* START Exercise data *
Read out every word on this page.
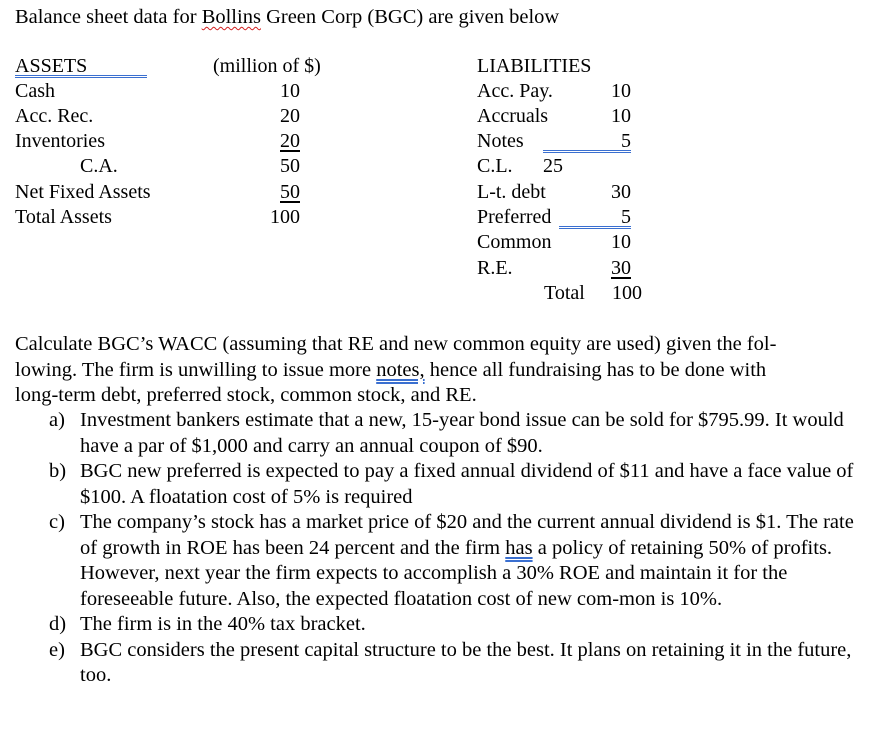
Balance sheet data for Bollins Green Corp (BGC) are given below
ASSETS	(million of $)
Cash	10
Acc. Rec.	20
Inventories	20
C.A.	50
Net Fixed Assets	50
Total Assets	100
LIABILITIES
Acc. Pay.	10
Accruals	10
Notes	5
C.L. 25
L-t. debt	30
Preferred	5
Common	10
R.E.	30
Total	100
Calculate BGC’s WACC (assuming that RE and new common equity are used) given the fol-
lowing. The firm is unwilling to issue more notes, hence all fundraising has to be done with
long-term debt, preferred stock, common stock, and RE.
a) Investment bankers estimate that a new, 15-year bond issue can be sold for $795.99. It would have a par of $1,000 and carry an annual coupon of $90.
b) BGC new preferred is expected to pay a fixed annual dividend of $11 and have a face value of $100. A floatation cost of 5% is required
c) The company’s stock has a market price of $20 and the current annual dividend is $1. The rate of growth in ROE has been 24 percent and the firm has a policy of retaining 50% of profits. However, next year the firm expects to accomplish a 30% ROE and maintain it for the foreseeable future. Also, the expected floatation cost of new com-mon is 10%.
d) The firm is in the 40% tax bracket.
e) BGC considers the present capital structure to be the best. It plans on retaining it in the future, too.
* END Exercise data *
Goal: Look through the listing above. Pick out each line with "stock" and copy it.

Task output:
long-term debt, preferred stock, common stock, and RE.
c) The company’s stock has a market price of $20 and the current annual dividend is $1. The rate of growth in ROE has been 24 percent and the firm has a policy of retaining 50% of profits. However, next year the firm expects to accomplish a 30% ROE and maintain it for the foreseeable future. Also, the expected floatation cost of new com-mon is 10%.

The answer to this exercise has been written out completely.